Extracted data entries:
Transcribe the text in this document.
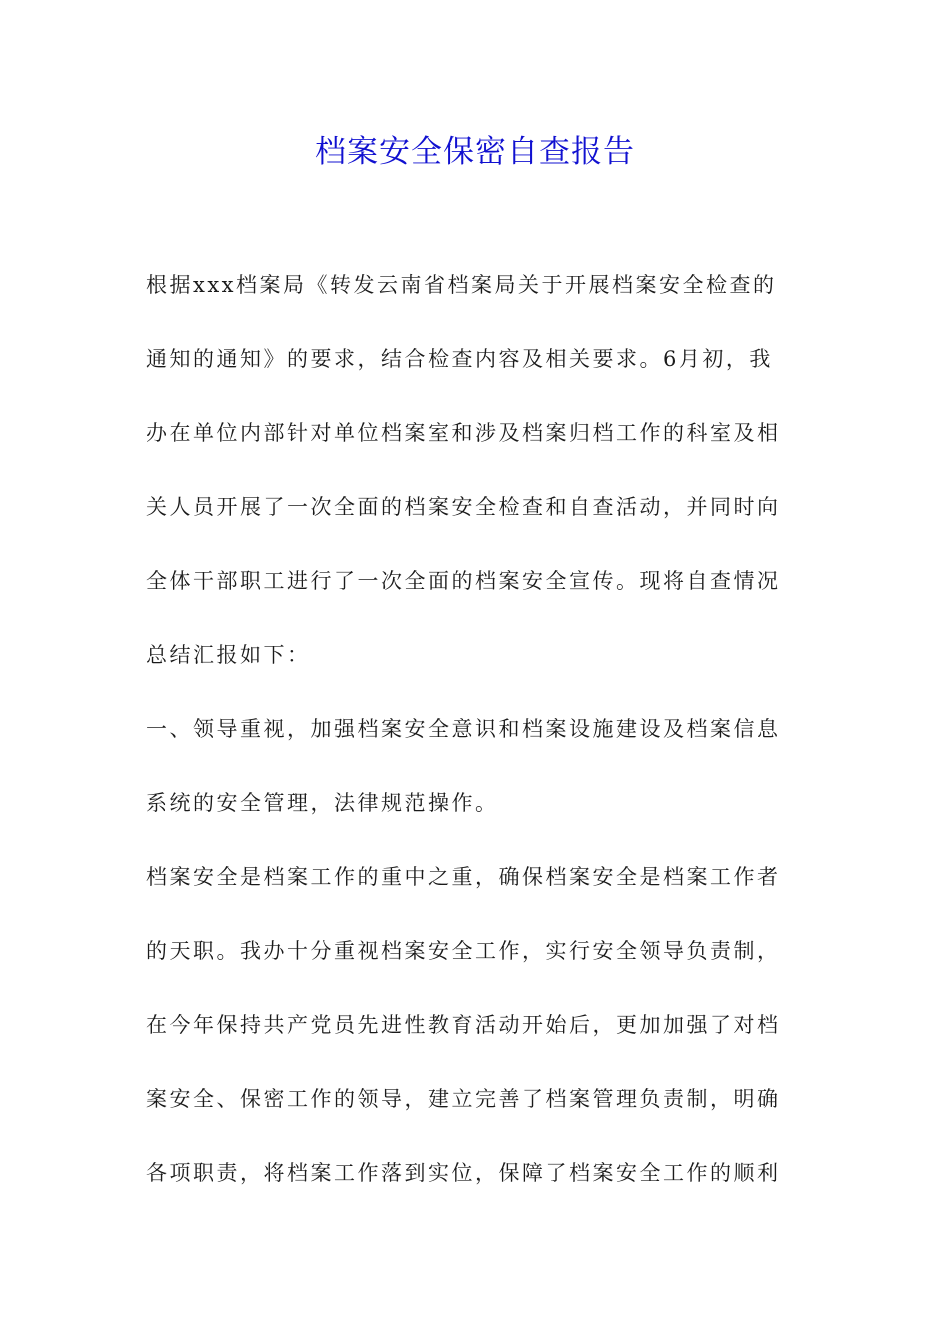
档案安全保密自查报告

根据xxx档案局《转发云南省档案局关于开展档案安全检查的

通知的通知》的要求，结合检查内容及相关要求。6月初，我

办在单位内部针对单位档案室和涉及档案归档工作的科室及相

关人员开展了一次全面的档案安全检查和自查活动，并同时向

全体干部职工进行了一次全面的档案安全宣传。现将自查情况

总结汇报如下：

一、领导重视，加强档案安全意识和档案设施建设及档案信息

系统的安全管理，法律规范操作。

档案安全是档案工作的重中之重，确保档案安全是档案工作者

的天职。我办十分重视档案安全工作，实行安全领导负责制，

在今年保持共产党员先进性教育活动开始后，更加加强了对档

案安全、保密工作的领导，建立完善了档案管理负责制，明确

各项职责，将档案工作落到实位，保障了档案安全工作的顺利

• _Stated problem_
All records must be output exactly as they are, except for the pictures, which are left out.

• _Task answer_
Transcribe the text in this document.
档案安全保密自查报告

根据xxx档案局《转发云南省档案局关于开展档案安全检查的

通知的通知》的要求，结合检查内容及相关要求。6月初，我

办在单位内部针对单位档案室和涉及档案归档工作的科室及相

关人员开展了一次全面的档案安全检查和自查活动，并同时向

全体干部职工进行了一次全面的档案安全宣传。现将自查情况

总结汇报如下：

一、领导重视，加强档案安全意识和档案设施建设及档案信息

系统的安全管理，法律规范操作。

档案安全是档案工作的重中之重，确保档案安全是档案工作者

的天职。我办十分重视档案安全工作，实行安全领导负责制，

在今年保持共产党员先进性教育活动开始后，更加加强了对档

案安全、保密工作的领导，建立完善了档案管理负责制，明确

各项职责，将档案工作落到实位，保障了档案安全工作的顺利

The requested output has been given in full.